▸ **Short exercise**
Write out each line of the listing as it stands, without the images.

▸ **Records provided**
--- Start ---

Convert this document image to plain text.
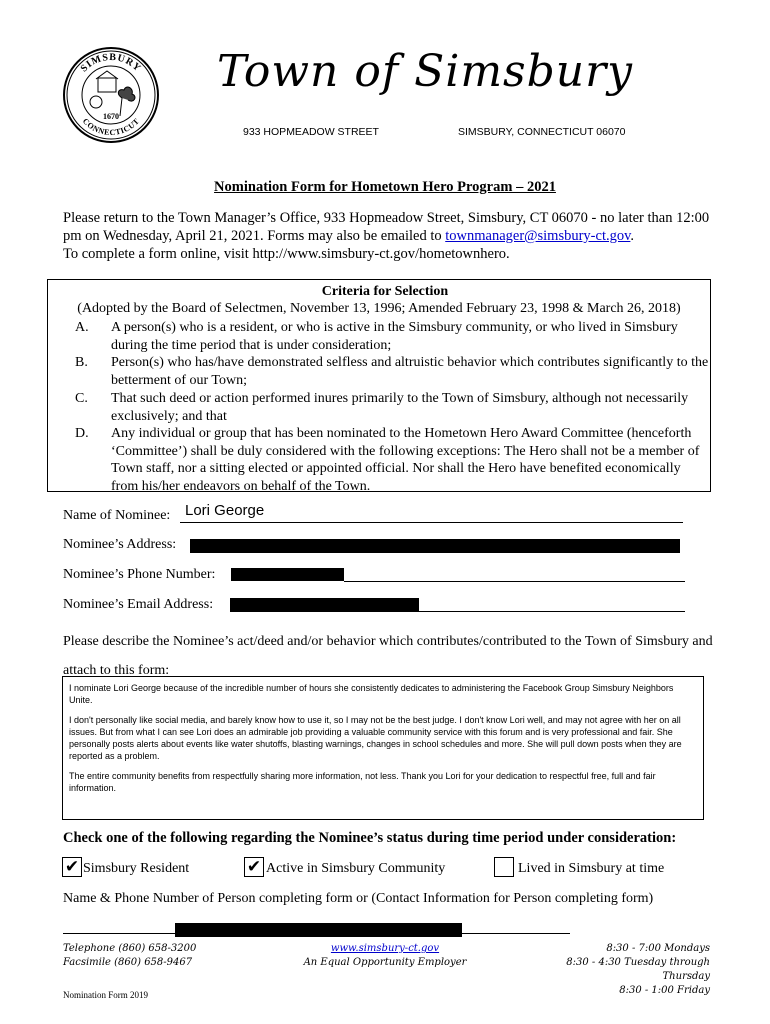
SIMSBURY
CONNECTICUT
1670
Town of Simsbury
933 HOPMEADOW STREET	SIMSBURY, CONNECTICUT 06070
Nomination Form for Hometown Hero Program – 2021
Please return to the Town Manager’s Office, 933 Hopmeadow Street, Simsbury, CT 06070 - no later than 12:00 pm on Wednesday, April 21, 2021. Forms may also be emailed to townmanager@simsbury-ct.gov.
To complete a form online, visit http://www.simsbury-ct.gov/hometownhero.
Criteria for Selection
(Adopted by the Board of Selectmen, November 13, 1996; Amended February 23, 1998 & March 26, 2018)
A.	A person(s) who is a resident, or who is active in the Simsbury community, or who lived in Simsbury during the time period that is under consideration;
B.	Person(s) who has/have demonstrated selfless and altruistic behavior which contributes significantly to the betterment of our Town;
C.	That such deed or action performed inures primarily to the Town of Simsbury, although not necessarily exclusively; and that
D.	Any individual or group that has been nominated to the Hometown Hero Award Committee (henceforth ‘Committee’) shall be duly considered with the following exceptions: The Hero shall not be a member of Town staff, nor a sitting elected or appointed official. Nor shall the Hero have benefited economically from his/her endeavors on behalf of the Town.
Name of Nominee: Lori George
Nominee’s Address:
Nominee’s Phone Number:
Nominee’s Email Address:
Please describe the Nominee’s act/deed and/or behavior which contributes/contributed to the Town of Simsbury and attach to this form:

I nominate Lori George because of the incredible number of hours she consistently dedicates to administering the Facebook Group Simsbury Neighbors Unite.

I don't personally like social media, and barely know how to use it, so I may not be the best judge. I don't know Lori well, and may not agree with her on all issues. But from what I can see Lori does an admirable job providing a valuable community service with this forum and is very professional and fair. She personally posts alerts about events like water shutoffs, blasting warnings, changes in school schedules and more. She will pull down posts when they are reported as a problem.

The entire community benefits from respectfully sharing more information, not less. Thank you Lori for your dedication to respectful free, full and fair information.

Check one of the following regarding the Nominee’s status during time period under consideration:
✔ Simsbury Resident	✔ Active in Simsbury Community	Lived in Simsbury at time
Name & Phone Number of Person completing form or (Contact Information for Person completing form)
Telephone (860) 658-3200
Facsimile (860) 658-9467
www.simsbury-ct.gov
An Equal Opportunity Employer
8:30 - 7:00 Mondays
8:30 - 4:30 Tuesday through Thursday
8:30 - 1:00 Friday
Nomination Form 2019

--- End ---

▸ **Exercise response**
Convert this document image to plain text.
SIMSBURY
CONNECTICUT
1670
Town of Simsbury
933 HOPMEADOW STREET	SIMSBURY, CONNECTICUT 06070
Nomination Form for Hometown Hero Program – 2021
Please return to the Town Manager’s Office, 933 Hopmeadow Street, Simsbury, CT 06070 - no later than 12:00 pm on Wednesday, April 21, 2021. Forms may also be emailed to townmanager@simsbury-ct.gov.
To complete a form online, visit http://www.simsbury-ct.gov/hometownhero.
Criteria for Selection
(Adopted by the Board of Selectmen, November 13, 1996; Amended February 23, 1998 & March 26, 2018)
A.	A person(s) who is a resident, or who is active in the Simsbury community, or who lived in Simsbury during the time period that is under consideration;
B.	Person(s) who has/have demonstrated selfless and altruistic behavior which contributes significantly to the betterment of our Town;
C.	That such deed or action performed inures primarily to the Town of Simsbury, although not necessarily exclusively; and that
D.	Any individual or group that has been nominated to the Hometown Hero Award Committee (henceforth ‘Committee’) shall be duly considered with the following exceptions: The Hero shall not be a member of Town staff, nor a sitting elected or appointed official. Nor shall the Hero have benefited economically from his/her endeavors on behalf of the Town.
Name of Nominee: Lori George
Nominee’s Address:
Nominee’s Phone Number:
Nominee’s Email Address:
Please describe the Nominee’s act/deed and/or behavior which contributes/contributed to the Town of Simsbury and attach to this form:

I nominate Lori George because of the incredible number of hours she consistently dedicates to administering the Facebook Group Simsbury Neighbors Unite.

I don't personally like social media, and barely know how to use it, so I may not be the best judge. I don't know Lori well, and may not agree with her on all issues. But from what I can see Lori does an admirable job providing a valuable community service with this forum and is very professional and fair. She personally posts alerts about events like water shutoffs, blasting warnings, changes in school schedules and more. She will pull down posts when they are reported as a problem.

The entire community benefits from respectfully sharing more information, not less. Thank you Lori for your dedication to respectful free, full and fair information.

Check one of the following regarding the Nominee’s status during time period under consideration:
✔ Simsbury Resident	✔ Active in Simsbury Community	Lived in Simsbury at time
Name & Phone Number of Person completing form or (Contact Information for Person completing form)
Telephone (860) 658-3200
Facsimile (860) 658-9467
www.simsbury-ct.gov
An Equal Opportunity Employer
8:30 - 7:00 Mondays
8:30 - 4:30 Tuesday through Thursday
8:30 - 1:00 Friday
Nomination Form 2019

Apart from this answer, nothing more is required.